── Dataset rows
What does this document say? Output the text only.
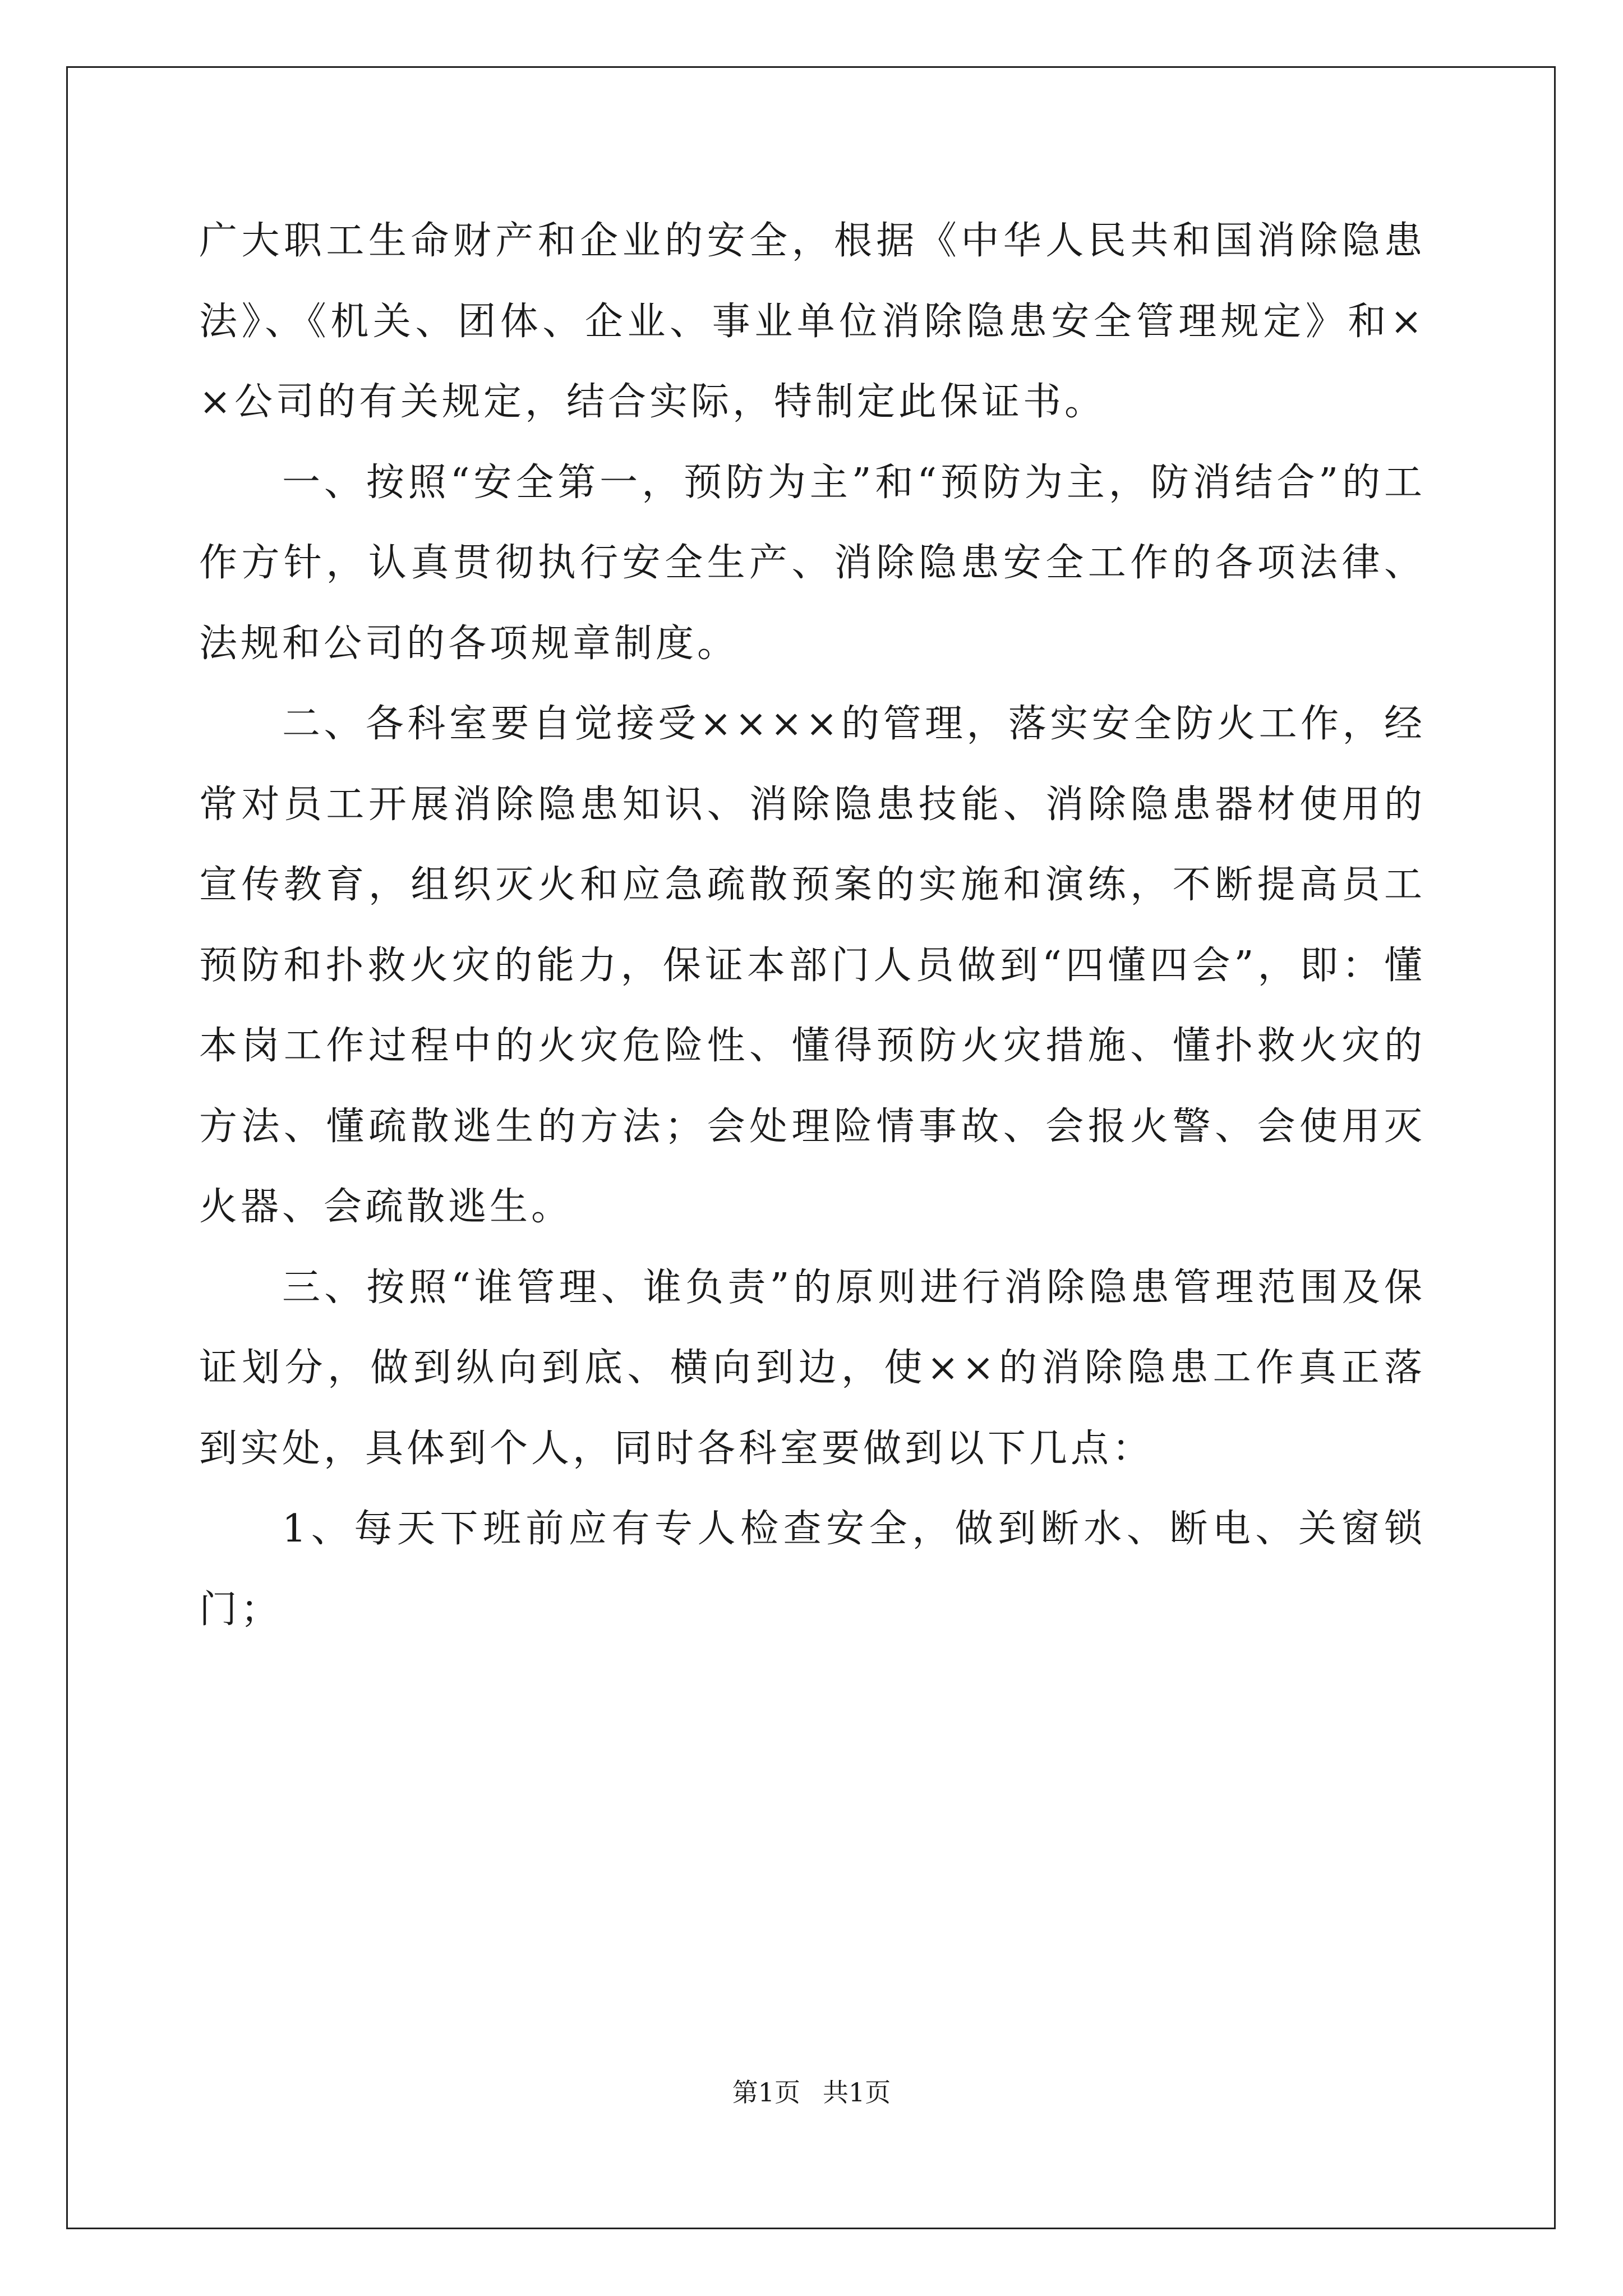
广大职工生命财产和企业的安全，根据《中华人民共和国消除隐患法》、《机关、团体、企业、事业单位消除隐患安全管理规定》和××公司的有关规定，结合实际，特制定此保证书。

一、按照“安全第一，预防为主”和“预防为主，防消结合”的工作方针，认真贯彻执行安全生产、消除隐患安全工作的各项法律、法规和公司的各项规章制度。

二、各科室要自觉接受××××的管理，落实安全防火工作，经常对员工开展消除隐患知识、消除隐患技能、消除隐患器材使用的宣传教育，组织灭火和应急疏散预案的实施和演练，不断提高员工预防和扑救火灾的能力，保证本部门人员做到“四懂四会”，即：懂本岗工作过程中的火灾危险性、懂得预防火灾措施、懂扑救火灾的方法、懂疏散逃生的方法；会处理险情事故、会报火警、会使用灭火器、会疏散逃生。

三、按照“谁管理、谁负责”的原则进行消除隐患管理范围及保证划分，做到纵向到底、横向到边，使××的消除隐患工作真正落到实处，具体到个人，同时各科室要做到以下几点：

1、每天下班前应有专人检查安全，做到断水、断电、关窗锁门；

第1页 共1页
────
> Task requirements:
Retype each entry precisely. Skip images entirely.

> Solution:
What does this document say? Output the text only.
广大职工生命财产和企业的安全，根据《中华人民共和国消除隐患法》、《机关、团体、企业、事业单位消除隐患安全管理规定》和××公司的有关规定，结合实际，特制定此保证书。

一、按照“安全第一，预防为主”和“预防为主，防消结合”的工作方针，认真贯彻执行安全生产、消除隐患安全工作的各项法律、法规和公司的各项规章制度。

二、各科室要自觉接受××××的管理，落实安全防火工作，经常对员工开展消除隐患知识、消除隐患技能、消除隐患器材使用的宣传教育，组织灭火和应急疏散预案的实施和演练，不断提高员工预防和扑救火灾的能力，保证本部门人员做到“四懂四会”，即：懂本岗工作过程中的火灾危险性、懂得预防火灾措施、懂扑救火灾的方法、懂疏散逃生的方法；会处理险情事故、会报火警、会使用灭火器、会疏散逃生。

三、按照“谁管理、谁负责”的原则进行消除隐患管理范围及保证划分，做到纵向到底、横向到边，使××的消除隐患工作真正落到实处，具体到个人，同时各科室要做到以下几点：

1、每天下班前应有专人检查安全，做到断水、断电、关窗锁门；

第1页 共1页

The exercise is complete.